_Task requirements_.
Go through the listing and pick out each line with the word "Using" in it.

Dataset items:
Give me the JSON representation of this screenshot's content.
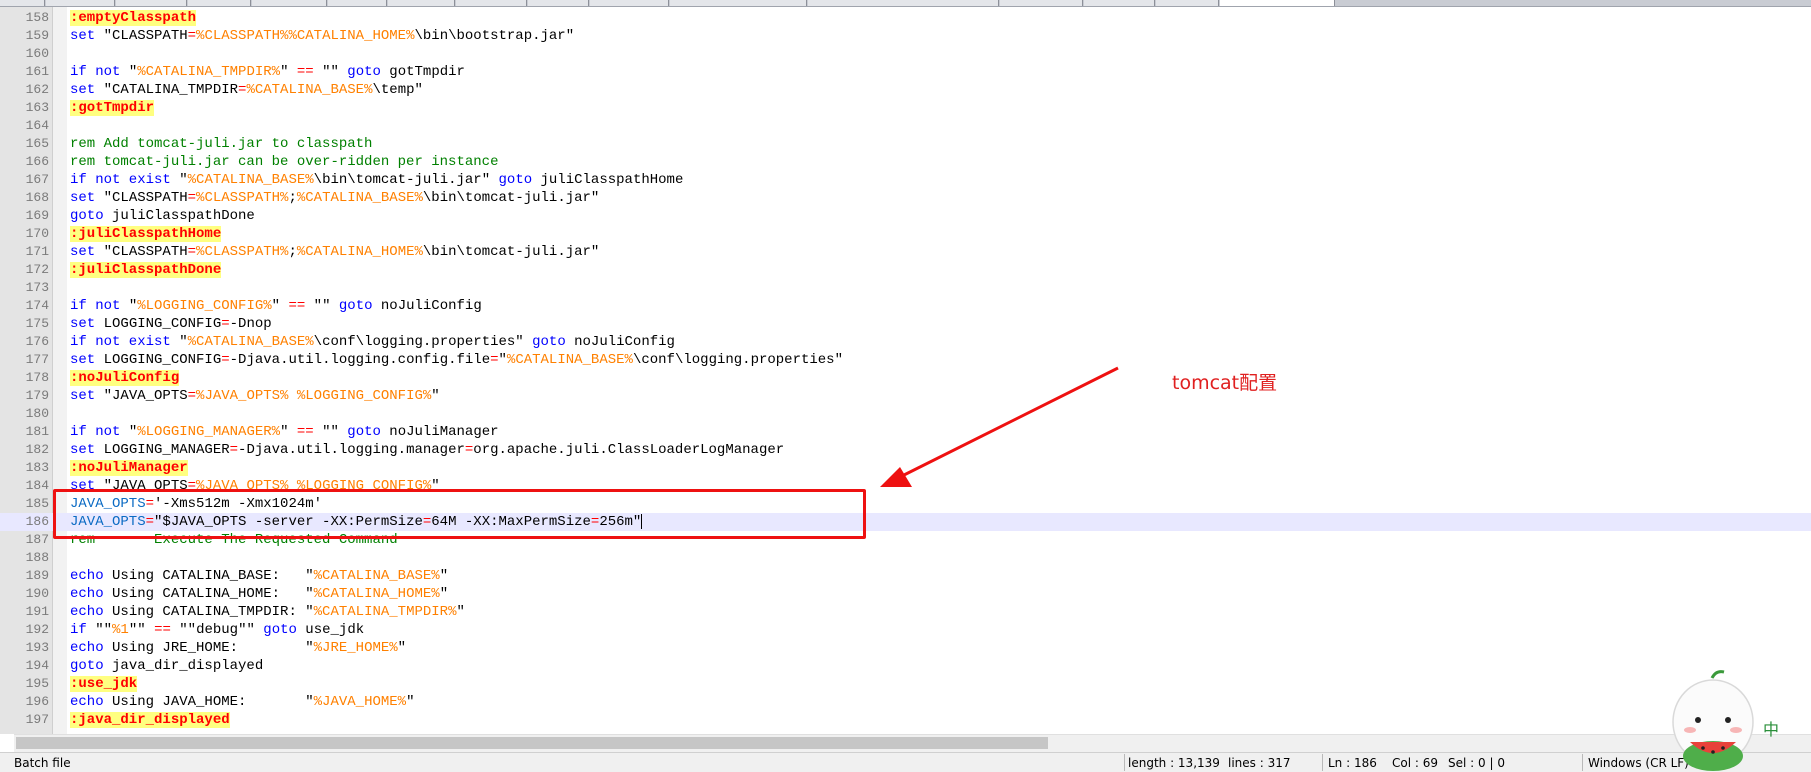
{
  "lines": [
    {
      "num": "158",
      "tokens": [
        {
          "t": ":emptyClasspath",
          "c": "lbl"
        }
      ]
    },
    {
      "num": "159",
      "tokens": [
        {
          "t": "set",
          "c": "kw"
        },
        {
          "t": " \"CLASSPATH"
        },
        {
          "t": "=",
          "c": "op"
        },
        {
          "t": "%CLASSPATH%%CATALINA_HOME%",
          "c": "var"
        },
        {
          "t": "\\bin\\bootstrap.jar\""
        }
      ]
    },
    {
      "num": "160",
      "tokens": []
    },
    {
      "num": "161",
      "tokens": [
        {
          "t": "if not",
          "c": "kw"
        },
        {
          "t": " \""
        },
        {
          "t": "%CATALINA_TMPDIR%",
          "c": "var"
        },
        {
          "t": "\" "
        },
        {
          "t": "==",
          "c": "op"
        },
        {
          "t": " \"\" "
        },
        {
          "t": "goto",
          "c": "kw"
        },
        {
          "t": " gotTmpdir"
        }
      ]
    },
    {
      "num": "162",
      "tokens": [
        {
          "t": "set",
          "c": "kw"
        },
        {
          "t": " \"CATALINA_TMPDIR"
        },
        {
          "t": "=",
          "c": "op"
        },
        {
          "t": "%CATALINA_BASE%",
          "c": "var"
        },
        {
          "t": "\\temp\""
        }
      ]
    },
    {
      "num": "163",
      "tokens": [
        {
          "t": ":gotTmpdir",
          "c": "lbl"
        }
      ]
    },
    {
      "num": "164",
      "tokens": []
    },
    {
      "num": "165",
      "tokens": [
        {
          "t": "rem Add tomcat-juli.jar to classpath",
          "c": "com"
        }
      ]
    },
    {
      "num": "166",
      "tokens": [
        {
          "t": "rem tomcat-juli.jar can be over-ridden per instance",
          "c": "com"
        }
      ]
    },
    {
      "num": "167",
      "tokens": [
        {
          "t": "if not exist",
          "c": "kw"
        },
        {
          "t": " \""
        },
        {
          "t": "%CATALINA_BASE%",
          "c": "var"
        },
        {
          "t": "\\bin\\tomcat-juli.jar\" "
        },
        {
          "t": "goto",
          "c": "kw"
        },
        {
          "t": " juliClasspathHome"
        }
      ]
    },
    {
      "num": "168",
      "tokens": [
        {
          "t": "set",
          "c": "kw"
        },
        {
          "t": " \"CLASSPATH"
        },
        {
          "t": "=",
          "c": "op"
        },
        {
          "t": "%CLASSPATH%",
          "c": "var"
        },
        {
          "t": ";"
        },
        {
          "t": "%CATALINA_BASE%",
          "c": "var"
        },
        {
          "t": "\\bin\\tomcat-juli.jar\""
        }
      ]
    },
    {
      "num": "169",
      "tokens": [
        {
          "t": "goto",
          "c": "kw"
        },
        {
          "t": " juliClasspathDone"
        }
      ]
    },
    {
      "num": "170",
      "tokens": [
        {
          "t": ":juliClasspathHome",
          "c": "lbl"
        }
      ]
    },
    {
      "num": "171",
      "tokens": [
        {
          "t": "set",
          "c": "kw"
        },
        {
          "t": " \"CLASSPATH"
        },
        {
          "t": "=",
          "c": "op"
        },
        {
          "t": "%CLASSPATH%",
          "c": "var"
        },
        {
          "t": ";"
        },
        {
          "t": "%CATALINA_HOME%",
          "c": "var"
        },
        {
          "t": "\\bin\\tomcat-juli.jar\""
        }
      ]
    },
    {
      "num": "172",
      "tokens": [
        {
          "t": ":juliClasspathDone",
          "c": "lbl"
        }
      ]
    },
    {
      "num": "173",
      "tokens": []
    },
    {
      "num": "174",
      "tokens": [
        {
          "t": "if not",
          "c": "kw"
        },
        {
          "t": " \""
        },
        {
          "t": "%LOGGING_CONFIG%",
          "c": "var"
        },
        {
          "t": "\" "
        },
        {
          "t": "==",
          "c": "op"
        },
        {
          "t": " \"\" "
        },
        {
          "t": "goto",
          "c": "kw"
        },
        {
          "t": " noJuliConfig"
        }
      ]
    },
    {
      "num": "175",
      "tokens": [
        {
          "t": "set",
          "c": "kw"
        },
        {
          "t": " LOGGING_CONFIG"
        },
        {
          "t": "=",
          "c": "op"
        },
        {
          "t": "-Dnop"
        }
      ]
    },
    {
      "num": "176",
      "tokens": [
        {
          "t": "if not exist",
          "c": "kw"
        },
        {
          "t": " \""
        },
        {
          "t": "%CATALINA_BASE%",
          "c": "var"
        },
        {
          "t": "\\conf\\logging.properties\" "
        },
        {
          "t": "goto",
          "c": "kw"
        },
        {
          "t": " noJuliConfig"
        }
      ]
    },
    {
      "num": "177",
      "tokens": [
        {
          "t": "set",
          "c": "kw"
        },
        {
          "t": " LOGGING_CONFIG"
        },
        {
          "t": "=",
          "c": "op"
        },
        {
          "t": "-Djava.util.logging.config.file"
        },
        {
          "t": "=",
          "c": "op"
        },
        {
          "t": "\""
        },
        {
          "t": "%CATALINA_BASE%",
          "c": "var"
        },
        {
          "t": "\\conf\\logging.properties\""
        }
      ]
    },
    {
      "num": "178",
      "tokens": [
        {
          "t": ":noJuliConfig",
          "c": "lbl"
        }
      ]
    },
    {
      "num": "179",
      "tokens": [
        {
          "t": "set",
          "c": "kw"
        },
        {
          "t": " \"JAVA_OPTS"
        },
        {
          "t": "=",
          "c": "op"
        },
        {
          "t": "%JAVA_OPTS% %LOGGING_CONFIG%",
          "c": "var"
        },
        {
          "t": "\""
        }
      ]
    },
    {
      "num": "180",
      "tokens": []
    },
    {
      "num": "181",
      "tokens": [
        {
          "t": "if not",
          "c": "kw"
        },
        {
          "t": " \""
        },
        {
          "t": "%LOGGING_MANAGER%",
          "c": "var"
        },
        {
          "t": "\" "
        },
        {
          "t": "==",
          "c": "op"
        },
        {
          "t": " \"\" "
        },
        {
          "t": "goto",
          "c": "kw"
        },
        {
          "t": " noJuliManager"
        }
      ]
    },
    {
      "num": "182",
      "tokens": [
        {
          "t": "set",
          "c": "kw"
        },
        {
          "t": " LOGGING_MANAGER"
        },
        {
          "t": "=",
          "c": "op"
        },
        {
          "t": "-Djava.util.logging.manager"
        },
        {
          "t": "=",
          "c": "op"
        },
        {
          "t": "org.apache.juli.ClassLoaderLogManager"
        }
      ]
    },
    {
      "num": "183",
      "tokens": [
        {
          "t": ":noJuliManager",
          "c": "lbl"
        }
      ]
    },
    {
      "num": "184",
      "tokens": [
        {
          "t": "set",
          "c": "kw"
        },
        {
          "t": " \"JAVA_OPTS"
        },
        {
          "t": "=",
          "c": "op"
        },
        {
          "t": "%JAVA_OPTS% %LOGGING_CONFIG%",
          "c": "var"
        },
        {
          "t": "\""
        }
      ]
    },
    {
      "num": "185",
      "tokens": [
        {
          "t": "JAVA_OPTS",
          "c": "jo"
        },
        {
          "t": "=",
          "c": "op"
        },
        {
          "t": "'-Xms512m -Xmx1024m'"
        }
      ]
    },
    {
      "num": "186",
      "current": true,
      "tokens": [
        {
          "t": "JAVA_OPTS",
          "c": "jo"
        },
        {
          "t": "=",
          "c": "op"
        },
        {
          "t": "\"$JAVA_OPTS -server -XX:PermSize"
        },
        {
          "t": "=",
          "c": "op"
        },
        {
          "t": "64M -XX:MaxPermSize"
        },
        {
          "t": "=",
          "c": "op"
        },
        {
          "t": "256m\""
        }
      ]
    },
    {
      "num": "187",
      "tokens": [
        {
          "t": "rem       Execute The Requested Command",
          "c": "com"
        }
      ]
    },
    {
      "num": "188",
      "tokens": []
    },
    {
      "num": "189",
      "tokens": [
        {
          "t": "echo",
          "c": "kw"
        },
        {
          "t": " Using CATALINA_BASE:   \""
        },
        {
          "t": "%CATALINA_BASE%",
          "c": "var"
        },
        {
          "t": "\""
        }
      ]
    },
    {
      "num": "190",
      "tokens": [
        {
          "t": "echo",
          "c": "kw"
        },
        {
          "t": " Using CATALINA_HOME:   \""
        },
        {
          "t": "%CATALINA_HOME%",
          "c": "var"
        },
        {
          "t": "\""
        }
      ]
    },
    {
      "num": "191",
      "tokens": [
        {
          "t": "echo",
          "c": "kw"
        },
        {
          "t": " Using CATALINA_TMPDIR: \""
        },
        {
          "t": "%CATALINA_TMPDIR%",
          "c": "var"
        },
        {
          "t": "\""
        }
      ]
    },
    {
      "num": "192",
      "tokens": [
        {
          "t": "if",
          "c": "kw"
        },
        {
          "t": " \"\""
        },
        {
          "t": "%1",
          "c": "var"
        },
        {
          "t": "\"\" "
        },
        {
          "t": "==",
          "c": "op"
        },
        {
          "t": " \"\"debug\"\" "
        },
        {
          "t": "goto",
          "c": "kw"
        },
        {
          "t": " use_jdk"
        }
      ]
    },
    {
      "num": "193",
      "tokens": [
        {
          "t": "echo",
          "c": "kw"
        },
        {
          "t": " Using JRE_HOME:        \""
        },
        {
          "t": "%JRE_HOME%",
          "c": "var"
        },
        {
          "t": "\""
        }
      ]
    },
    {
      "num": "194",
      "tokens": [
        {
          "t": "goto",
          "c": "kw"
        },
        {
          "t": " java_dir_displayed"
        }
      ]
    },
    {
      "num": "195",
      "tokens": [
        {
          "t": ":use_jdk",
          "c": "lbl"
        }
      ]
    },
    {
      "num": "196",
      "tokens": [
        {
          "t": "echo",
          "c": "kw"
        },
        {
          "t": " Using JAVA_HOME:       \""
        },
        {
          "t": "%JAVA_HOME%",
          "c": "var"
        },
        {
          "t": "\""
        }
      ]
    },
    {
      "num": "197",
      "tokens": [
        {
          "t": ":java_dir_displayed",
          "c": "lbl"
        }
      ]
    }
  ],
  "annotation": {
    "text": "tomcat配置"
  },
  "status": {
    "file_type": "Batch file",
    "length": "length : 13,139",
    "lines": "lines : 317",
    "ln": "Ln : 186",
    "col": "Col : 69",
    "sel": "Sel : 0 | 0",
    "eol": "Windows (CR LF)"
  },
  "ime": {
    "label": "中"
  },
  "colors": {
    "highlight_box": "#ee1111",
    "annotation": "#e02020",
    "label_bg": "#ffff80"
  },
  "icons": [
    "watermelon-mascot-icon"
  ]
}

_Written answer_.
          "t": " Using CATALINA_BASE:   \""
          "t": " Using CATALINA_HOME:   \""
          "t": " Using CATALINA_TMPDIR: \""
          "t": " Using JRE_HOME:        \""
          "t": " Using JAVA_HOME:       \""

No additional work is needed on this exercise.